(Description of the task):
Search the data below for "Negara"; list each line that holds it.

(Data shown):
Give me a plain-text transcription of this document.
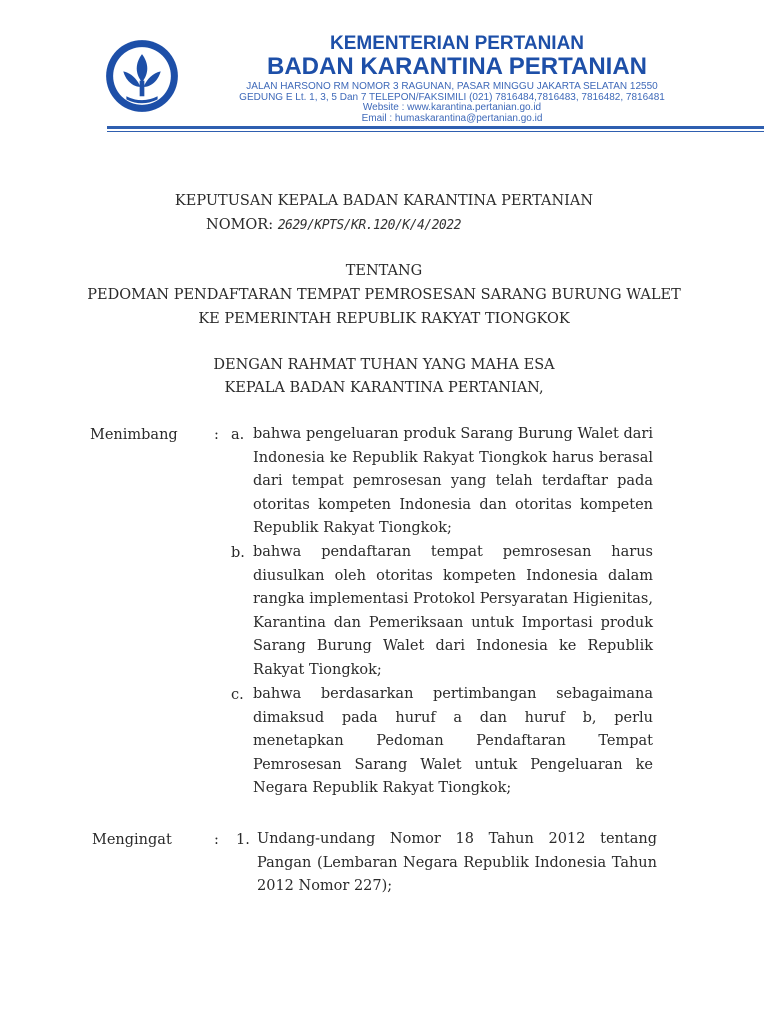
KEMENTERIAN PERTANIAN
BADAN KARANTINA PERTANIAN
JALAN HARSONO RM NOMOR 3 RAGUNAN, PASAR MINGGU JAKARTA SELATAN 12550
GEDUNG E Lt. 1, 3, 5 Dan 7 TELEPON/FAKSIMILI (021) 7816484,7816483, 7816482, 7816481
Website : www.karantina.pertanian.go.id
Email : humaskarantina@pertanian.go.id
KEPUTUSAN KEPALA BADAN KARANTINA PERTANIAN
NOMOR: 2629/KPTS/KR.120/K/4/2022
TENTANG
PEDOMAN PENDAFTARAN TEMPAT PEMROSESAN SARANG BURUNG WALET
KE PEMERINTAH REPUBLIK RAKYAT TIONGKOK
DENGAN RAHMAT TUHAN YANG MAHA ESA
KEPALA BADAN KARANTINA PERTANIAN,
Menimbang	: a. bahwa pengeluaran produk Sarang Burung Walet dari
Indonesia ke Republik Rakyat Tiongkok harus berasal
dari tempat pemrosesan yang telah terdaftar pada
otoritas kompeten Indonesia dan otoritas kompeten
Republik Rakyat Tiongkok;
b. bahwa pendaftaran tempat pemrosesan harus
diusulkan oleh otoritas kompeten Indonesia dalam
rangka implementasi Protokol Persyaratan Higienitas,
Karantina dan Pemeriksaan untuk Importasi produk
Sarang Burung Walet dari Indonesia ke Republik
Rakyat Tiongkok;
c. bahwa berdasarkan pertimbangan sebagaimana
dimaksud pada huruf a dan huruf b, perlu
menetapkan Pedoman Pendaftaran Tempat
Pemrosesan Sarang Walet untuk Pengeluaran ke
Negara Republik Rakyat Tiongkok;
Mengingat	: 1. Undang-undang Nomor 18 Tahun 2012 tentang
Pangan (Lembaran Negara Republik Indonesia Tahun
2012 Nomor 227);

==

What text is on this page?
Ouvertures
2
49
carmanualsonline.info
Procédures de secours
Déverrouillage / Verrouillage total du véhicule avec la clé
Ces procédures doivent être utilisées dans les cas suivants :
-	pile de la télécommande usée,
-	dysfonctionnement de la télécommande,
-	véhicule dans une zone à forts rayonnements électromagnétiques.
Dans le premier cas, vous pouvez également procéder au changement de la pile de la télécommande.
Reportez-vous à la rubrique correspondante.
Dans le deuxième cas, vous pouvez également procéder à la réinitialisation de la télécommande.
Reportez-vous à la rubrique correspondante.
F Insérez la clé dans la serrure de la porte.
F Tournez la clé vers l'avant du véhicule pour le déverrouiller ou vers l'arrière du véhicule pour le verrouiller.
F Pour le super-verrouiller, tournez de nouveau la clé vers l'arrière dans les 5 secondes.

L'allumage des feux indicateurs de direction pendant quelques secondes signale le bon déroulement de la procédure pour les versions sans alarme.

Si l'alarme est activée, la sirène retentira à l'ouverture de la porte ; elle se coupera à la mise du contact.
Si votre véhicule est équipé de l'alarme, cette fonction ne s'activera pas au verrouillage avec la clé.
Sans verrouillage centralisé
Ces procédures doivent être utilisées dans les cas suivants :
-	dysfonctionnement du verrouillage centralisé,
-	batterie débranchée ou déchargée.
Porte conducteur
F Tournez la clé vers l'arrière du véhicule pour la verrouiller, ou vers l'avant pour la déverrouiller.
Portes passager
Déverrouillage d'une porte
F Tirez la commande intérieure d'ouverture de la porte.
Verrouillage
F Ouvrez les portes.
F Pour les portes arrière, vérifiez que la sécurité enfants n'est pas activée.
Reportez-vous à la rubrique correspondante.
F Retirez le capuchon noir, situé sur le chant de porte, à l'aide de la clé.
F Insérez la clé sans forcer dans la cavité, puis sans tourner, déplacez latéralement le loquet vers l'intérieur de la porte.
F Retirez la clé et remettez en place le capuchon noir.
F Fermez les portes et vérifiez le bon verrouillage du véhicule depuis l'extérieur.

* * *

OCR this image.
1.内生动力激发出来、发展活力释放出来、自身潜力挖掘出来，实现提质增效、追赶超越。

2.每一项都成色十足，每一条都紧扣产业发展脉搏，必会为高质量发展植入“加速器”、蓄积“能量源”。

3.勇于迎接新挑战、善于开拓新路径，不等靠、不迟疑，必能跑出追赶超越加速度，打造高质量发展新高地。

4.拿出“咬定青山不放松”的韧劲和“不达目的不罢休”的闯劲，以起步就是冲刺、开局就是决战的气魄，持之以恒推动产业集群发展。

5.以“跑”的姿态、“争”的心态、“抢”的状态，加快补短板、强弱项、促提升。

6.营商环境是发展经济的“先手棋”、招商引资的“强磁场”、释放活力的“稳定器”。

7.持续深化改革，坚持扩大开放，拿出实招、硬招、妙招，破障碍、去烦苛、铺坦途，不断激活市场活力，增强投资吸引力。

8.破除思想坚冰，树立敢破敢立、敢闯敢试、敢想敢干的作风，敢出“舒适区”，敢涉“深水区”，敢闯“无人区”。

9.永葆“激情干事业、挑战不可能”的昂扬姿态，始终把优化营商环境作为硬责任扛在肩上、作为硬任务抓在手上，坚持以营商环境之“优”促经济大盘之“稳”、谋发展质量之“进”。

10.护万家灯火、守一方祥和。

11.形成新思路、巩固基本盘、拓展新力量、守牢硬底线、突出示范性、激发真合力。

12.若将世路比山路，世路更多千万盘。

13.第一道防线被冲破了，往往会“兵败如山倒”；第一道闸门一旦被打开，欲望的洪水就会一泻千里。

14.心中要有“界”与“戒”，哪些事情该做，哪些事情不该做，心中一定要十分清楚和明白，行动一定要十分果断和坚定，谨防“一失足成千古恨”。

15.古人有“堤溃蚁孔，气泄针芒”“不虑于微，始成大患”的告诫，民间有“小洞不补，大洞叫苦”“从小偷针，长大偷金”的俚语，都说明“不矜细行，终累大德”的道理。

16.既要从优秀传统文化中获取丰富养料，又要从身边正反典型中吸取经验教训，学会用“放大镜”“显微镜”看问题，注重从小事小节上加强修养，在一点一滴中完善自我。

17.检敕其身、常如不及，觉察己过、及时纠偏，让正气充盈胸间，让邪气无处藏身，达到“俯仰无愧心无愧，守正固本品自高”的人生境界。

(Expected answer):
Negara Republik Rakyat Tiongkok;
Pangan (Lembaran Negara Republik Indonesia Tahun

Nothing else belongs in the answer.